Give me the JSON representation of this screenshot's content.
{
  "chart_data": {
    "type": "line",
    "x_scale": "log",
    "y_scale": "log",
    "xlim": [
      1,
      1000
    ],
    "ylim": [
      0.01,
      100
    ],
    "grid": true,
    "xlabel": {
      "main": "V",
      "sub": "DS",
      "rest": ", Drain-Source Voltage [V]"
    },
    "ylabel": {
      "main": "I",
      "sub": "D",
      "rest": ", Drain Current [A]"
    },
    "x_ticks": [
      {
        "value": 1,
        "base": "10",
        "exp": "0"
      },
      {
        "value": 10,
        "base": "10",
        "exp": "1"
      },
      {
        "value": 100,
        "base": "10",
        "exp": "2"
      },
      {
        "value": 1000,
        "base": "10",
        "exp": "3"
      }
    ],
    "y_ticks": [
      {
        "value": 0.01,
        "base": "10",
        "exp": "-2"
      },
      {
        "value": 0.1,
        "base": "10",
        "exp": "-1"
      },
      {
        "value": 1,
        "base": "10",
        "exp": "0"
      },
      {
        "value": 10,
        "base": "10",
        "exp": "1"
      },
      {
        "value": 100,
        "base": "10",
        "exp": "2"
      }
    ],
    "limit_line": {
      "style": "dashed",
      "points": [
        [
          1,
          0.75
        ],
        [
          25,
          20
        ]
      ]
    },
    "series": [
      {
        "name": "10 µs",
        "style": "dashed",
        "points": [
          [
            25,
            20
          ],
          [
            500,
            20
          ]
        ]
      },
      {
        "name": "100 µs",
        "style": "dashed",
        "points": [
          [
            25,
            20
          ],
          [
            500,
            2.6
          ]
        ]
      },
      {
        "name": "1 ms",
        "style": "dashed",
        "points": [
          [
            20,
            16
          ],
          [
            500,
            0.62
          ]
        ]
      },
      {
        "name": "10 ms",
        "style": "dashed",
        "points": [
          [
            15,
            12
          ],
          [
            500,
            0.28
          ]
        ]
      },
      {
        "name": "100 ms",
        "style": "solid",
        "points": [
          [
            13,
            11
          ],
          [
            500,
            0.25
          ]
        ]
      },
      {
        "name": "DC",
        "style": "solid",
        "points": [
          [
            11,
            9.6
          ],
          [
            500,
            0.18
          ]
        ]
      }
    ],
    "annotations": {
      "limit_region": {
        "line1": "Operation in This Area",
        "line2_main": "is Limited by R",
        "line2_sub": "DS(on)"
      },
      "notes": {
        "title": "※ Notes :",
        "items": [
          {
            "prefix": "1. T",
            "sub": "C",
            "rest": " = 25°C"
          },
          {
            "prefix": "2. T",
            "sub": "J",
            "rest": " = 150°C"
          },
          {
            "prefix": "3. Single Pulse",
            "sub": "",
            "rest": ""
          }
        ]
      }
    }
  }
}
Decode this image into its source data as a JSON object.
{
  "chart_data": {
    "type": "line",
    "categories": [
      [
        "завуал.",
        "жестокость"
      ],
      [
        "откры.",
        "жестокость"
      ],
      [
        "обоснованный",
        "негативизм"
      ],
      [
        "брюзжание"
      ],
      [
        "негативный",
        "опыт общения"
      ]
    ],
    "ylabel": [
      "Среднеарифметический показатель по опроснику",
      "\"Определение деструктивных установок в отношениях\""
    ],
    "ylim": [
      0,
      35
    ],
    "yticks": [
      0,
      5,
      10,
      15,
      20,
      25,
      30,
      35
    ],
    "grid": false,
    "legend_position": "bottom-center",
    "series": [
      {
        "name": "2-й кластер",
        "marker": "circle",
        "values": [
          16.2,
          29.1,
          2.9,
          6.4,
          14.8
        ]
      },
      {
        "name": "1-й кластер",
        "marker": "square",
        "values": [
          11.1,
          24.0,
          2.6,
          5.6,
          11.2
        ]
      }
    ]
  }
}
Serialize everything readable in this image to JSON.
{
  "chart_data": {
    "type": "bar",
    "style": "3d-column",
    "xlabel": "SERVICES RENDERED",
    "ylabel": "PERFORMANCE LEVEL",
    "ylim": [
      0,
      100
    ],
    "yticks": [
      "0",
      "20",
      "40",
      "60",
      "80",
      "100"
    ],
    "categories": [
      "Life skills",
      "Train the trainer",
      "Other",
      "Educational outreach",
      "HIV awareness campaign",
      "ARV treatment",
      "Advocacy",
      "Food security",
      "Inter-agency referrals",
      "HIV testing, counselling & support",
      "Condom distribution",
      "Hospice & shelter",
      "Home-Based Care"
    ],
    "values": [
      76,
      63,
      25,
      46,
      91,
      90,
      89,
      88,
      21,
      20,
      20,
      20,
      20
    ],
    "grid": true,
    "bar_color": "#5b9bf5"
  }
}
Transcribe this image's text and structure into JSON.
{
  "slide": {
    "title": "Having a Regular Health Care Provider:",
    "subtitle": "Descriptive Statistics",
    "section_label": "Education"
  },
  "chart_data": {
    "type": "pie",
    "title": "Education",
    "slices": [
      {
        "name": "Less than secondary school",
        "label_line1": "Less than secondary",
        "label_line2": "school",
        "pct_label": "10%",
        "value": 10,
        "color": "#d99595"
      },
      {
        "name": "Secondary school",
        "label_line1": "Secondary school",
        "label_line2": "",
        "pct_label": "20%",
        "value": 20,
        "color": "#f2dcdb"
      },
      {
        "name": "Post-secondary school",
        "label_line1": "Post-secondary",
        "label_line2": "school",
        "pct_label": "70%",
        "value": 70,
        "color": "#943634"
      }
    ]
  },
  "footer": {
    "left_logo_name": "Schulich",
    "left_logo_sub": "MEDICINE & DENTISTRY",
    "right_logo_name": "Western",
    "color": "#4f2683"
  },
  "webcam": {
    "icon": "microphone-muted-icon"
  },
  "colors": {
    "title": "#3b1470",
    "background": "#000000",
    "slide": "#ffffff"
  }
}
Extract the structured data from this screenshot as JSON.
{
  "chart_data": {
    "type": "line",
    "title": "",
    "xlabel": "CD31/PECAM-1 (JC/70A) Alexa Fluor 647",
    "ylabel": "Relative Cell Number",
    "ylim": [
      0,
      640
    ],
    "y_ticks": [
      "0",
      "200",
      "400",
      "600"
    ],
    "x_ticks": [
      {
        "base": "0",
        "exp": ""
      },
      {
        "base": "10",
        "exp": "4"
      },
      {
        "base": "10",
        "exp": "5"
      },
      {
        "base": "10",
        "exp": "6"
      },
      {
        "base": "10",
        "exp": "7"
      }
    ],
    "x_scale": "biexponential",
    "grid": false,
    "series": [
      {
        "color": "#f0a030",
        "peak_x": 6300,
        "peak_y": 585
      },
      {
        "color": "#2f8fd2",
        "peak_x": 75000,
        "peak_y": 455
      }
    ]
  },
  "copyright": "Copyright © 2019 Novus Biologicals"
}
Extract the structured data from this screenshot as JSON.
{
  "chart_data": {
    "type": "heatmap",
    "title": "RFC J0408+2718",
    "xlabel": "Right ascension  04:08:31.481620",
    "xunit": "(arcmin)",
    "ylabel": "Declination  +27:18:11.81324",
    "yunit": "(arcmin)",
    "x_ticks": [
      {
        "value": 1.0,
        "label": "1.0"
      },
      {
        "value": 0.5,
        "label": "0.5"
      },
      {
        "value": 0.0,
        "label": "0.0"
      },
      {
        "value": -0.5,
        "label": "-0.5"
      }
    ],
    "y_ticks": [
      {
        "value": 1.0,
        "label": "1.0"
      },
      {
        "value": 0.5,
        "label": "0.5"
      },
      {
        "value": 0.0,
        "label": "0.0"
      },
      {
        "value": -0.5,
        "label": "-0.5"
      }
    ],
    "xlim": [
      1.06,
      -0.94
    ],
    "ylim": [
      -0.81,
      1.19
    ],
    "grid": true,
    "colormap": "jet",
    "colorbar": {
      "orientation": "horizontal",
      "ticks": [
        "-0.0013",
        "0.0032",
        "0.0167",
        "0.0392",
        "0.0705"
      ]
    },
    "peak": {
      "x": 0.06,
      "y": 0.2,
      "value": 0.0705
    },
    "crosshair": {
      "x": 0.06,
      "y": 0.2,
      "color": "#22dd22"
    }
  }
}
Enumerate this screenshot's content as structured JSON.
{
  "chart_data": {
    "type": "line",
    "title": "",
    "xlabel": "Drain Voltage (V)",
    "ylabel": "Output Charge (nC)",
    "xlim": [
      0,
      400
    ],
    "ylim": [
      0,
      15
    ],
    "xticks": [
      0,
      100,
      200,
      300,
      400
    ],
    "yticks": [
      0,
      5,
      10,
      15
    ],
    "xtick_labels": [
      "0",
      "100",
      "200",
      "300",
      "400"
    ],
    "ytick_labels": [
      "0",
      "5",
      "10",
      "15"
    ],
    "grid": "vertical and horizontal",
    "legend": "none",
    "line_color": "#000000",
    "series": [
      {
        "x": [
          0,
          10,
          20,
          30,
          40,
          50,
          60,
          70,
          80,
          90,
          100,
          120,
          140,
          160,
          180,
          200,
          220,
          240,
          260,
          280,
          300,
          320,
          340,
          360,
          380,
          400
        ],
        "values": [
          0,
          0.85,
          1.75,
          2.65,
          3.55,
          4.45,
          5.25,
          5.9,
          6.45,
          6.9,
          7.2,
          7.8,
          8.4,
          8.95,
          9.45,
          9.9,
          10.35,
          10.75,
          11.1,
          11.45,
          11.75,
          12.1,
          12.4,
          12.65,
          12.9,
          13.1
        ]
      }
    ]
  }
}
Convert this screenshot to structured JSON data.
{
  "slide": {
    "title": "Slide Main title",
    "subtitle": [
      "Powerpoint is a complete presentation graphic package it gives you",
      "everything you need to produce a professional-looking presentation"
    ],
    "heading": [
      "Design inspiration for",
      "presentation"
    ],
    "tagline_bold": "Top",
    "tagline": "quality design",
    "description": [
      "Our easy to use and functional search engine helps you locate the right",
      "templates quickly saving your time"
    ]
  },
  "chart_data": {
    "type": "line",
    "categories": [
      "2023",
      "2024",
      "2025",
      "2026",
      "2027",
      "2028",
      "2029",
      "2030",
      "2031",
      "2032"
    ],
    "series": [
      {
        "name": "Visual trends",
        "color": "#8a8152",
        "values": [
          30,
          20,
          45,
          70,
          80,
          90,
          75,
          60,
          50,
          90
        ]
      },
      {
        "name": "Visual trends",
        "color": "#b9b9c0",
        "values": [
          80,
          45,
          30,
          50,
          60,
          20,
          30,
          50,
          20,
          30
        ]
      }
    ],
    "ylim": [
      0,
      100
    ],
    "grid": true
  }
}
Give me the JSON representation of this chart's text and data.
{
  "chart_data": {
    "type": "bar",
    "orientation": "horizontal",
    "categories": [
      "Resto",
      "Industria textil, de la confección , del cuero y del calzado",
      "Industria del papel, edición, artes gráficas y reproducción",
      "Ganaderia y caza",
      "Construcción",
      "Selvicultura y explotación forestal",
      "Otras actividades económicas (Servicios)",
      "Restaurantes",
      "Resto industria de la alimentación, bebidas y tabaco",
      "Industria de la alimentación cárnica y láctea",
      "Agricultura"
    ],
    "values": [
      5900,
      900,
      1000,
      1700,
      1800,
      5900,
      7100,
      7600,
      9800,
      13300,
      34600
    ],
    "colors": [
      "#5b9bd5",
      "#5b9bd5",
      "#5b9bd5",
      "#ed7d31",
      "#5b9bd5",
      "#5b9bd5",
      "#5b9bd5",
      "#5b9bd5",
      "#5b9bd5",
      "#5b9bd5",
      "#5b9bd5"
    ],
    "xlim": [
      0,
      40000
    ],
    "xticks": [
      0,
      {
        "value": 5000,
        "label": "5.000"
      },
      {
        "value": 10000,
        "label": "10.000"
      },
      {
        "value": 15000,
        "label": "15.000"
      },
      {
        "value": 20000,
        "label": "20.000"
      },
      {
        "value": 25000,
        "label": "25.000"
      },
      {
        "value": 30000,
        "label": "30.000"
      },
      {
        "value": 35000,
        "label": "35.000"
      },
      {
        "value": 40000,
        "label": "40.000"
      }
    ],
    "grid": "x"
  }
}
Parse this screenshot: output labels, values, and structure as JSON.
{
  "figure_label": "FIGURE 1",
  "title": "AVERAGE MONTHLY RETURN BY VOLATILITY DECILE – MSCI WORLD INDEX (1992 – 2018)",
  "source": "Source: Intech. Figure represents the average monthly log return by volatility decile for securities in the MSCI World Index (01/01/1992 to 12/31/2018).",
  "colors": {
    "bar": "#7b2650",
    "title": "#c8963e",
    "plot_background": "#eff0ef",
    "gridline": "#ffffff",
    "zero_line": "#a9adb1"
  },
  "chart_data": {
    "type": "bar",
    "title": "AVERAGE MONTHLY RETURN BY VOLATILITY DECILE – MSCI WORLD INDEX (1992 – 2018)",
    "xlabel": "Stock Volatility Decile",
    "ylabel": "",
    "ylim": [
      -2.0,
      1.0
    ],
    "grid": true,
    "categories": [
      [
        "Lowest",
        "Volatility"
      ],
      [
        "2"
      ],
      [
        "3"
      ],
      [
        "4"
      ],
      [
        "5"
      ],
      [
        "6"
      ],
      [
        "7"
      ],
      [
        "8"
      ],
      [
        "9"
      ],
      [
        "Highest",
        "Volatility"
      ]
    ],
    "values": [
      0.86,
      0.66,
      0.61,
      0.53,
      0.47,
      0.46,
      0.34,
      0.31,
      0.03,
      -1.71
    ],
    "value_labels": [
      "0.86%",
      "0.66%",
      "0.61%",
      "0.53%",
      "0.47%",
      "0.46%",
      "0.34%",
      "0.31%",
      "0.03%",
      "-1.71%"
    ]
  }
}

**EXERCISE**
Track down every line of the material containing the string "than", and copy it.

**WRITTEN RESPONSE**
        "name": "Less than secondary school",
        "label_line1": "Less than secondary",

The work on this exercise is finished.